-- BEGIN --

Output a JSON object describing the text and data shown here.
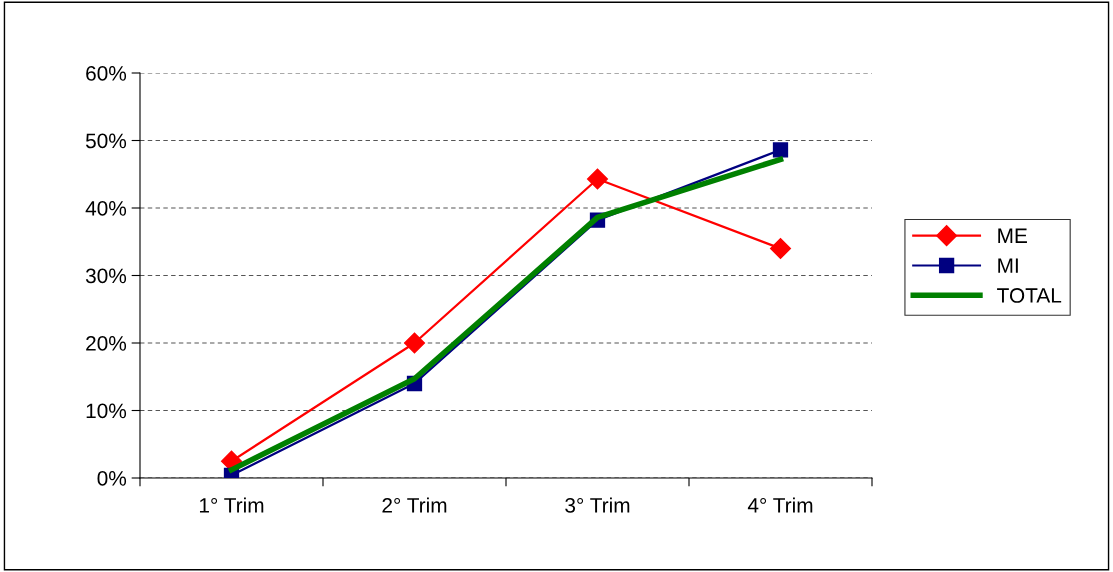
{
  "chart_data": {
    "type": "line",
    "categories": [
      "1° Trim",
      "2° Trim",
      "3° Trim",
      "4° Trim"
    ],
    "series": [
      {
        "name": "ME",
        "color": "#ff0000",
        "values": [
          0.025,
          0.2,
          0.443,
          0.34
        ],
        "marker": "diamond"
      },
      {
        "name": "MI",
        "color": "#000080",
        "values": [
          0.004,
          0.14,
          0.382,
          0.486
        ],
        "marker": "square"
      },
      {
        "name": "TOTAL",
        "color": "#008000",
        "values": [
          0.012,
          0.147,
          0.386,
          0.472
        ],
        "marker": "none"
      }
    ],
    "ylim": [
      0,
      0.6
    ],
    "yticks": [
      {
        "value": 0,
        "label": "0%"
      },
      {
        "value": 0.1,
        "label": "10%"
      },
      {
        "value": 0.2,
        "label": "20%"
      },
      {
        "value": 0.3,
        "label": "30%"
      },
      {
        "value": 0.4,
        "label": "40%"
      },
      {
        "value": 0.5,
        "label": "50%"
      },
      {
        "value": 0.6,
        "label": "60%"
      }
    ],
    "grid": "y",
    "legend": "right",
    "line_style": "solid"
  }
}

-- END --

* _OBJECTIVE_
Nothing in the entries should change as you copy them, except that the pictures are left out.

* _WRITTEN SOLUTION_
Output a JSON object describing the text and data shown here.
{
  "chart_data": {
    "type": "line",
    "categories": [
      "1° Trim",
      "2° Trim",
      "3° Trim",
      "4° Trim"
    ],
    "series": [
      {
        "name": "ME",
        "color": "#ff0000",
        "values": [
          0.025,
          0.2,
          0.443,
          0.34
        ],
        "marker": "diamond"
      },
      {
        "name": "MI",
        "color": "#000080",
        "values": [
          0.004,
          0.14,
          0.382,
          0.486
        ],
        "marker": "square"
      },
      {
        "name": "TOTAL",
        "color": "#008000",
        "values": [
          0.012,
          0.147,
          0.386,
          0.472
        ],
        "marker": "none"
      }
    ],
    "ylim": [
      0,
      0.6
    ],
    "yticks": [
      {
        "value": 0,
        "label": "0%"
      },
      {
        "value": 0.1,
        "label": "10%"
      },
      {
        "value": 0.2,
        "label": "20%"
      },
      {
        "value": 0.3,
        "label": "30%"
      },
      {
        "value": 0.4,
        "label": "40%"
      },
      {
        "value": 0.5,
        "label": "50%"
      },
      {
        "value": 0.6,
        "label": "60%"
      }
    ],
    "grid": "y",
    "legend": "right",
    "line_style": "solid"
  }
}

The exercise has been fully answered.